→ GIVEN PASSAGE:
------------------------------------------------------------------------

Melvin wasn’t allowed to see anything beyond the first five batters of the game. Scheurwater demonstrated a quick trigger while ejecting Melvin for the second time this season. The hook after five batters wasn’t the quickest for Melvin this season — he got thrown out before the first pitch in a game at Colorado — but it meant that he’d watch the rest of the afternoon under cover in the visiting manager’s office.

There wasn’t much of a decision to be made when umpires delayed the game in the top of the third. Rookie left-hander Kyle Harrison had thrown 24 pitches in two innings but knew in advance that the Giants needed him to return in the event of an early stoppage. So he threw sporadically off a mound in an indoor cage. He kept moving to stay loose. When he went back to the bullpen, he simulated his pre-start routine, right down to wolfing another banana.

------------------------------------------------------------------------

→ TASKS TO CARRY OUT:
a. According to the game report, how many pitches had Kyle Harrison thrown before the stoppage?
b. Write out the part of the game report that opens with the words containing "There wasn’t much" and closes with "wolfing another banana.".
c. Using the game report, decide whether each statement agrees with it: (i) Melvin was once ejected before the first pitch of a game at Colorado. (ii) Umpires delayed the game in the bottom of the third. (iii) Harrison threw off a mound in an indoor cage during the delay. Answer yes or no for each and quote the words that decide it.
The entries come from a different source than the game report.

------------------------------------------------------------------------

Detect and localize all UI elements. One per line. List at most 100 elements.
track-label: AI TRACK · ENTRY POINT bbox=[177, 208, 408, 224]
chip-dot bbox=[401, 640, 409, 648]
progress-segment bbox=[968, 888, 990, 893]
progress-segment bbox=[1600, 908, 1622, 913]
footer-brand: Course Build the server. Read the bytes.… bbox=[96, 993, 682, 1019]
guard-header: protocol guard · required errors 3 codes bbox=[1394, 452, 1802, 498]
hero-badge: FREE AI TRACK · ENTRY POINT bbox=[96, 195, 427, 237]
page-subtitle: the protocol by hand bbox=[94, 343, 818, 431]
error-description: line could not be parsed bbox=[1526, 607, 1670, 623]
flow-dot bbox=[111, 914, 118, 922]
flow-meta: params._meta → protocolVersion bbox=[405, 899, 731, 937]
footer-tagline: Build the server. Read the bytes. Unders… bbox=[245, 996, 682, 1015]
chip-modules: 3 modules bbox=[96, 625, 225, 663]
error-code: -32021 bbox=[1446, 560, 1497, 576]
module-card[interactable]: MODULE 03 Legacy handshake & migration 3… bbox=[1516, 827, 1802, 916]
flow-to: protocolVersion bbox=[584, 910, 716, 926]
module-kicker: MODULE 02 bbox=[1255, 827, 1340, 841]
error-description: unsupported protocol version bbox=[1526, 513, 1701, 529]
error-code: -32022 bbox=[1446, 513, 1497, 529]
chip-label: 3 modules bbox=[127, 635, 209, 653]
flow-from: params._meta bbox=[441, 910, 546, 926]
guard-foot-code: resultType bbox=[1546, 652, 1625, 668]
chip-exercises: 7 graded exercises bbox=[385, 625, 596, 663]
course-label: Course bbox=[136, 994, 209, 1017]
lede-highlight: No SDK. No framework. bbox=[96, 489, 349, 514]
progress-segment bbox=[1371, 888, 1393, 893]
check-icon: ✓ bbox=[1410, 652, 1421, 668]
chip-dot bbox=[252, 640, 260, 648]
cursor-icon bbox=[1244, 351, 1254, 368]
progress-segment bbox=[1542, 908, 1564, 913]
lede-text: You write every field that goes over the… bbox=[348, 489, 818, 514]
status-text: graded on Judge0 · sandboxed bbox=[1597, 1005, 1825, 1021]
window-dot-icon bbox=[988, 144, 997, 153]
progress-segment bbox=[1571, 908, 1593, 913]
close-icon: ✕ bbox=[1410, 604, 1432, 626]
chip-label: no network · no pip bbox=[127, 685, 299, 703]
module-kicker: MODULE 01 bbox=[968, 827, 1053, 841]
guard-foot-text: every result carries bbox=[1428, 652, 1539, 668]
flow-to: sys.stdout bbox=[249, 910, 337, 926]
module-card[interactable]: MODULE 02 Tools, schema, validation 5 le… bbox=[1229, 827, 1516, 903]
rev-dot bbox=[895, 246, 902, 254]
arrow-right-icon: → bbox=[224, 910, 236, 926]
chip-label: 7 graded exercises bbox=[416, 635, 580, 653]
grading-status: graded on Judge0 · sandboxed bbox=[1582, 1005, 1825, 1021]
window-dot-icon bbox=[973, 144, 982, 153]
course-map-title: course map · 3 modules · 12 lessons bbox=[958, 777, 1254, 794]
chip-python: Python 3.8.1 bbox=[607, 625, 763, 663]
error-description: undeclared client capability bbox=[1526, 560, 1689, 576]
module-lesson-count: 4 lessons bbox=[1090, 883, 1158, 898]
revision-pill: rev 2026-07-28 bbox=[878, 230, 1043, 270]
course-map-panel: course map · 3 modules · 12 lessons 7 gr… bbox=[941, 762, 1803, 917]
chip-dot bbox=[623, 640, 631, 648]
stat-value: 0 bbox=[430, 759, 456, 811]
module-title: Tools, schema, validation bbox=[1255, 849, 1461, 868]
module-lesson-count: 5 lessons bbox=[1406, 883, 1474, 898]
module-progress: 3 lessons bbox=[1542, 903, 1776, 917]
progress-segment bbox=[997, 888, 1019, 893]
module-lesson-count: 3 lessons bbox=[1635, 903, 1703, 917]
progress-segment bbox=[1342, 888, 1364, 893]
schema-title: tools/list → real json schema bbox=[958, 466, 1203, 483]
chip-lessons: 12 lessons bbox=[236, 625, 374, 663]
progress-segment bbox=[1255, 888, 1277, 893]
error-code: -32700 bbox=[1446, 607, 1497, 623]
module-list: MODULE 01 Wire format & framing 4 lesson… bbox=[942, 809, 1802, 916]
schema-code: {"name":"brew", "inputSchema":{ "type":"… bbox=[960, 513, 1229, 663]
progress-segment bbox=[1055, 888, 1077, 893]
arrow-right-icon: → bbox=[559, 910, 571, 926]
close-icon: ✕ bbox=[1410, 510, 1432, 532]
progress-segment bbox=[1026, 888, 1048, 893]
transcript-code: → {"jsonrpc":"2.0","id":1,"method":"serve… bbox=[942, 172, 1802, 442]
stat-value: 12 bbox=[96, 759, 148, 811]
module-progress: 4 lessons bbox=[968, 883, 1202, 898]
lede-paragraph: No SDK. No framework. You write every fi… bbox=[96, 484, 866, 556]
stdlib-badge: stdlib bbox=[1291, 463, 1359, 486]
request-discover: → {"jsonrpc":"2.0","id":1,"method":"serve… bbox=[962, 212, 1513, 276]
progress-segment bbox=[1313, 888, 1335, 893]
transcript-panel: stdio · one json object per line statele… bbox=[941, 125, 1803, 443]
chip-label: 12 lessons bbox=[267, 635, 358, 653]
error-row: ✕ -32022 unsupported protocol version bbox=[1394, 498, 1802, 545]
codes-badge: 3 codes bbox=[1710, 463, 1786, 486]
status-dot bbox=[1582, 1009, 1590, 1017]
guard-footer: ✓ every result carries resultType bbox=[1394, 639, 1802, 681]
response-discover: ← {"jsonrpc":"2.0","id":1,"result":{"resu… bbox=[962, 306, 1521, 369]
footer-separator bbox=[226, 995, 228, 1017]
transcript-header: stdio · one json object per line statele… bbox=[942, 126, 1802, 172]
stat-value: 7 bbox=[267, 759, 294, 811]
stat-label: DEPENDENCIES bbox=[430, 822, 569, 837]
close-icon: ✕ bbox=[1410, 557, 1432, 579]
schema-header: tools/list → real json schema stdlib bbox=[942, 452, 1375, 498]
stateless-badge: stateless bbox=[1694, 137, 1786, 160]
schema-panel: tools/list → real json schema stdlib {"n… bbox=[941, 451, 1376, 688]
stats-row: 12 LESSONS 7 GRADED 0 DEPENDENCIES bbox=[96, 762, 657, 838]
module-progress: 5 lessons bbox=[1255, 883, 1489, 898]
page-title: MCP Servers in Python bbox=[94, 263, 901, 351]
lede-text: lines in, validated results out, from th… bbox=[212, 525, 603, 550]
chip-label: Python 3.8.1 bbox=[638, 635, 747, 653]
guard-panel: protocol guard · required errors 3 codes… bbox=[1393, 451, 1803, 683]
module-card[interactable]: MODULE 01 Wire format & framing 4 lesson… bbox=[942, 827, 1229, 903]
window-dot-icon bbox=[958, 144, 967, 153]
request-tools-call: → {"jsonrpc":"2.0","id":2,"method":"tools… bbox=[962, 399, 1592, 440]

------------------------------------------------------------------------

→ PER-TASK OUTPUTS:
a. He had thrown 24 pitches in two innings.

b.
There wasn’t much of a decision to be made when umpires delayed the game in the top of the third. Rookie left-hander Kyle Harrison had thrown 24 pitches in two innings but knew in advance that the Giants needed him to return in the event of an early stoppage. So he threw sporadically off a mound in an indoor cage. He kept moving to stay loose. When he went back to the bullpen, he simulated his pre-start routine, right down to wolfing another banana.

c.
(i) Yes: "he got thrown out before the first pitch in a game at Colorado"
(ii) No: "umpires delayed the game in the top of the third"
(iii) Yes: "he threw sporadically off a mound in an indoor cage"